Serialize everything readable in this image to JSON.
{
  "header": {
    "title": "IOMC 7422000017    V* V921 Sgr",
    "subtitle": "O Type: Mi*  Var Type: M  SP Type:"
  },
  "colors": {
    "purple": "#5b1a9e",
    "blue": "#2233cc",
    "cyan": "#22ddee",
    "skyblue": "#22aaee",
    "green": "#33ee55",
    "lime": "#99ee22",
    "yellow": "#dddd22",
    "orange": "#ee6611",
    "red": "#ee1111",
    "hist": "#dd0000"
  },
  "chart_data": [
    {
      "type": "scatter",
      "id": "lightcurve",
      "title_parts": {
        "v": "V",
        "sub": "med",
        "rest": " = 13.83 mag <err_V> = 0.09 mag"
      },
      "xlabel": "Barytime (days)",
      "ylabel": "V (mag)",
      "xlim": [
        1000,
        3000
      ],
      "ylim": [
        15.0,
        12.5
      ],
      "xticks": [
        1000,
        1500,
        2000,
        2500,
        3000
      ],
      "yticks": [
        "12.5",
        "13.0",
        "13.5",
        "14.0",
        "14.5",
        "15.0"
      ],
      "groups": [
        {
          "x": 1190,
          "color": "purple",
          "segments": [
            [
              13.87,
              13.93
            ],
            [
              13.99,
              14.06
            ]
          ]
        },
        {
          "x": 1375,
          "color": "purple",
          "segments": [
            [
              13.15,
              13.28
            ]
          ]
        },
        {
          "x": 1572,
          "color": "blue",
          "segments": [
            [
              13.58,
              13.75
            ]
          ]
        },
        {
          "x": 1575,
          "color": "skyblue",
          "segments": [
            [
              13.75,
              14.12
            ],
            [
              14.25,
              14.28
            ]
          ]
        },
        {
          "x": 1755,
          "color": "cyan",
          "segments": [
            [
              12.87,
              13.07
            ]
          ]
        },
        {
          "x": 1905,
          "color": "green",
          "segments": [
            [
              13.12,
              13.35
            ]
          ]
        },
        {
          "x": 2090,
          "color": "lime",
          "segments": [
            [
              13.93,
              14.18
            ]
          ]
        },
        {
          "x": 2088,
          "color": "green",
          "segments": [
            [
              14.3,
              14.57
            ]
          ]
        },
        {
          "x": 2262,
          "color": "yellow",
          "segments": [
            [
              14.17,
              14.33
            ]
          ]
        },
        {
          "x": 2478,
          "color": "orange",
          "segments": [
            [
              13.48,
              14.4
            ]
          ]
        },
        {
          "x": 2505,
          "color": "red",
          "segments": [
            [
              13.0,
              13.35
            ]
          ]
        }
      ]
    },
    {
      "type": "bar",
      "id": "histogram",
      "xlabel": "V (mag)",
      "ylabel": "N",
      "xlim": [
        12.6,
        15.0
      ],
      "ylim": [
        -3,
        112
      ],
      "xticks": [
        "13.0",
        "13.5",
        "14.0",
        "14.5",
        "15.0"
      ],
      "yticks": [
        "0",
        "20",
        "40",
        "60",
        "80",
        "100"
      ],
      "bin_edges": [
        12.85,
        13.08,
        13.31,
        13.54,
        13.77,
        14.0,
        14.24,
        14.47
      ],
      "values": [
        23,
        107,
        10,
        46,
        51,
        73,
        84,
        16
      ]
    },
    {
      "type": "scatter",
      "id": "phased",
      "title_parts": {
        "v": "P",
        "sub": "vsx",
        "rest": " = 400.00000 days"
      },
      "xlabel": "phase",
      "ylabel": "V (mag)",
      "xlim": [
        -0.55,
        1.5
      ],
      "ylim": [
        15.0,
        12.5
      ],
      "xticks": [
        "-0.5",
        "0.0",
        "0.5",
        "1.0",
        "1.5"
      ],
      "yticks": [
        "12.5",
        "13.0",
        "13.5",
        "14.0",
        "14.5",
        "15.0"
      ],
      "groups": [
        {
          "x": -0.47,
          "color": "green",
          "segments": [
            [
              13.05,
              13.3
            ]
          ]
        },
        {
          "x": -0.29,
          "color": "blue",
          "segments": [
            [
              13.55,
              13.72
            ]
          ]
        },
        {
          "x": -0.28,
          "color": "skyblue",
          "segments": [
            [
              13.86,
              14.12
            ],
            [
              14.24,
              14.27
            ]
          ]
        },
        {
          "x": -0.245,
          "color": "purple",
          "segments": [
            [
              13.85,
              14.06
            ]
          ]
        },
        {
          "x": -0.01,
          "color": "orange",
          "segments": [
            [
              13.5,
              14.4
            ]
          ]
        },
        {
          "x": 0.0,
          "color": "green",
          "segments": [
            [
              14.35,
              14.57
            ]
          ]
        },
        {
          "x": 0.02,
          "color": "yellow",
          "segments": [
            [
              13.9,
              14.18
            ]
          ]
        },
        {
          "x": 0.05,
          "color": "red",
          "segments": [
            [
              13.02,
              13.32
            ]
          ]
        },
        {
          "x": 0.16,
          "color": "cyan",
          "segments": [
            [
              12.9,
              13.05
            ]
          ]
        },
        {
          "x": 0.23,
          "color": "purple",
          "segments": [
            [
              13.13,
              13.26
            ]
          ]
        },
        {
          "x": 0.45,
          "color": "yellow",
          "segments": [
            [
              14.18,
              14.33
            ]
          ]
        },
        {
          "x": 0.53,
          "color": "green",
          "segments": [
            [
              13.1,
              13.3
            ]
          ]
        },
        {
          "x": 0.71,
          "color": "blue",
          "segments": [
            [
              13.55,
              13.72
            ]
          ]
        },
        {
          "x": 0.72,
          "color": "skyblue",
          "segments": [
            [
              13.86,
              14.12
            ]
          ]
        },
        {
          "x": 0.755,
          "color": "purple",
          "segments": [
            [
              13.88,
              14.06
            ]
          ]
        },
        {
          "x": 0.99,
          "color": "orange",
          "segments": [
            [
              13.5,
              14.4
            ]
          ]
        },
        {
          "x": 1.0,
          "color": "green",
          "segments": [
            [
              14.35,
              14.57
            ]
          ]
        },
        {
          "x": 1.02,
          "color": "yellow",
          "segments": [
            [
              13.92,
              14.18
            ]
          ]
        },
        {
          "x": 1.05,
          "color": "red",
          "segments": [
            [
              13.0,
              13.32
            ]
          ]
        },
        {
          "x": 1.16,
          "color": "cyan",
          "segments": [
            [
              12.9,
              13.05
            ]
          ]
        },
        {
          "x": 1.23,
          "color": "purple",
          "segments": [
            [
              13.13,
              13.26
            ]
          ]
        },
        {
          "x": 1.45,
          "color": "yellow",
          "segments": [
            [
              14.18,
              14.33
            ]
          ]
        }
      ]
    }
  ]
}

* [Requirements]: Copy out the full material exactly as it appears.

* [Result of the exercise]:
Serialize everything readable in this image to JSON.
{
  "header": {
    "title": "IOMC 7422000017    V* V921 Sgr",
    "subtitle": "O Type: Mi*  Var Type: M  SP Type:"
  },
  "colors": {
    "purple": "#5b1a9e",
    "blue": "#2233cc",
    "cyan": "#22ddee",
    "skyblue": "#22aaee",
    "green": "#33ee55",
    "lime": "#99ee22",
    "yellow": "#dddd22",
    "orange": "#ee6611",
    "red": "#ee1111",
    "hist": "#dd0000"
  },
  "chart_data": [
    {
      "type": "scatter",
      "id": "lightcurve",
      "title_parts": {
        "v": "V",
        "sub": "med",
        "rest": " = 13.83 mag <err_V> = 0.09 mag"
      },
      "xlabel": "Barytime (days)",
      "ylabel": "V (mag)",
      "xlim": [
        1000,
        3000
      ],
      "ylim": [
        15.0,
        12.5
      ],
      "xticks": [
        1000,
        1500,
        2000,
        2500,
        3000
      ],
      "yticks": [
        "12.5",
        "13.0",
        "13.5",
        "14.0",
        "14.5",
        "15.0"
      ],
      "groups": [
        {
          "x": 1190,
          "color": "purple",
          "segments": [
            [
              13.87,
              13.93
            ],
            [
              13.99,
              14.06
            ]
          ]
        },
        {
          "x": 1375,
          "color": "purple",
          "segments": [
            [
              13.15,
              13.28
            ]
          ]
        },
        {
          "x": 1572,
          "color": "blue",
          "segments": [
            [
              13.58,
              13.75
            ]
          ]
        },
        {
          "x": 1575,
          "color": "skyblue",
          "segments": [
            [
              13.75,
              14.12
            ],
            [
              14.25,
              14.28
            ]
          ]
        },
        {
          "x": 1755,
          "color": "cyan",
          "segments": [
            [
              12.87,
              13.07
            ]
          ]
        },
        {
          "x": 1905,
          "color": "green",
          "segments": [
            [
              13.12,
              13.35
            ]
          ]
        },
        {
          "x": 2090,
          "color": "lime",
          "segments": [
            [
              13.93,
              14.18
            ]
          ]
        },
        {
          "x": 2088,
          "color": "green",
          "segments": [
            [
              14.3,
              14.57
            ]
          ]
        },
        {
          "x": 2262,
          "color": "yellow",
          "segments": [
            [
              14.17,
              14.33
            ]
          ]
        },
        {
          "x": 2478,
          "color": "orange",
          "segments": [
            [
              13.48,
              14.4
            ]
          ]
        },
        {
          "x": 2505,
          "color": "red",
          "segments": [
            [
              13.0,
              13.35
            ]
          ]
        }
      ]
    },
    {
      "type": "bar",
      "id": "histogram",
      "xlabel": "V (mag)",
      "ylabel": "N",
      "xlim": [
        12.6,
        15.0
      ],
      "ylim": [
        -3,
        112
      ],
      "xticks": [
        "13.0",
        "13.5",
        "14.0",
        "14.5",
        "15.0"
      ],
      "yticks": [
        "0",
        "20",
        "40",
        "60",
        "80",
        "100"
      ],
      "bin_edges": [
        12.85,
        13.08,
        13.31,
        13.54,
        13.77,
        14.0,
        14.24,
        14.47
      ],
      "values": [
        23,
        107,
        10,
        46,
        51,
        73,
        84,
        16
      ]
    },
    {
      "type": "scatter",
      "id": "phased",
      "title_parts": {
        "v": "P",
        "sub": "vsx",
        "rest": " = 400.00000 days"
      },
      "xlabel": "phase",
      "ylabel": "V (mag)",
      "xlim": [
        -0.55,
        1.5
      ],
      "ylim": [
        15.0,
        12.5
      ],
      "xticks": [
        "-0.5",
        "0.0",
        "0.5",
        "1.0",
        "1.5"
      ],
      "yticks": [
        "12.5",
        "13.0",
        "13.5",
        "14.0",
        "14.5",
        "15.0"
      ],
      "groups": [
        {
          "x": -0.47,
          "color": "green",
          "segments": [
            [
              13.05,
              13.3
            ]
          ]
        },
        {
          "x": -0.29,
          "color": "blue",
          "segments": [
            [
              13.55,
              13.72
            ]
          ]
        },
        {
          "x": -0.28,
          "color": "skyblue",
          "segments": [
            [
              13.86,
              14.12
            ],
            [
              14.24,
              14.27
            ]
          ]
        },
        {
          "x": -0.245,
          "color": "purple",
          "segments": [
            [
              13.85,
              14.06
            ]
          ]
        },
        {
          "x": -0.01,
          "color": "orange",
          "segments": [
            [
              13.5,
              14.4
            ]
          ]
        },
        {
          "x": 0.0,
          "color": "green",
          "segments": [
            [
              14.35,
              14.57
            ]
          ]
        },
        {
          "x": 0.02,
          "color": "yellow",
          "segments": [
            [
              13.9,
              14.18
            ]
          ]
        },
        {
          "x": 0.05,
          "color": "red",
          "segments": [
            [
              13.02,
              13.32
            ]
          ]
        },
        {
          "x": 0.16,
          "color": "cyan",
          "segments": [
            [
              12.9,
              13.05
            ]
          ]
        },
        {
          "x": 0.23,
          "color": "purple",
          "segments": [
            [
              13.13,
              13.26
            ]
          ]
        },
        {
          "x": 0.45,
          "color": "yellow",
          "segments": [
            [
              14.18,
              14.33
            ]
          ]
        },
        {
          "x": 0.53,
          "color": "green",
          "segments": [
            [
              13.1,
              13.3
            ]
          ]
        },
        {
          "x": 0.71,
          "color": "blue",
          "segments": [
            [
              13.55,
              13.72
            ]
          ]
        },
        {
          "x": 0.72,
          "color": "skyblue",
          "segments": [
            [
              13.86,
              14.12
            ]
          ]
        },
        {
          "x": 0.755,
          "color": "purple",
          "segments": [
            [
              13.88,
              14.06
            ]
          ]
        },
        {
          "x": 0.99,
          "color": "orange",
          "segments": [
            [
              13.5,
              14.4
            ]
          ]
        },
        {
          "x": 1.0,
          "color": "green",
          "segments": [
            [
              14.35,
              14.57
            ]
          ]
        },
        {
          "x": 1.02,
          "color": "yellow",
          "segments": [
            [
              13.92,
              14.18
            ]
          ]
        },
        {
          "x": 1.05,
          "color": "red",
          "segments": [
            [
              13.0,
              13.32
            ]
          ]
        },
        {
          "x": 1.16,
          "color": "cyan",
          "segments": [
            [
              12.9,
              13.05
            ]
          ]
        },
        {
          "x": 1.23,
          "color": "purple",
          "segments": [
            [
              13.13,
              13.26
            ]
          ]
        },
        {
          "x": 1.45,
          "color": "yellow",
          "segments": [
            [
              14.18,
              14.33
            ]
          ]
        }
      ]
    }
  ]
}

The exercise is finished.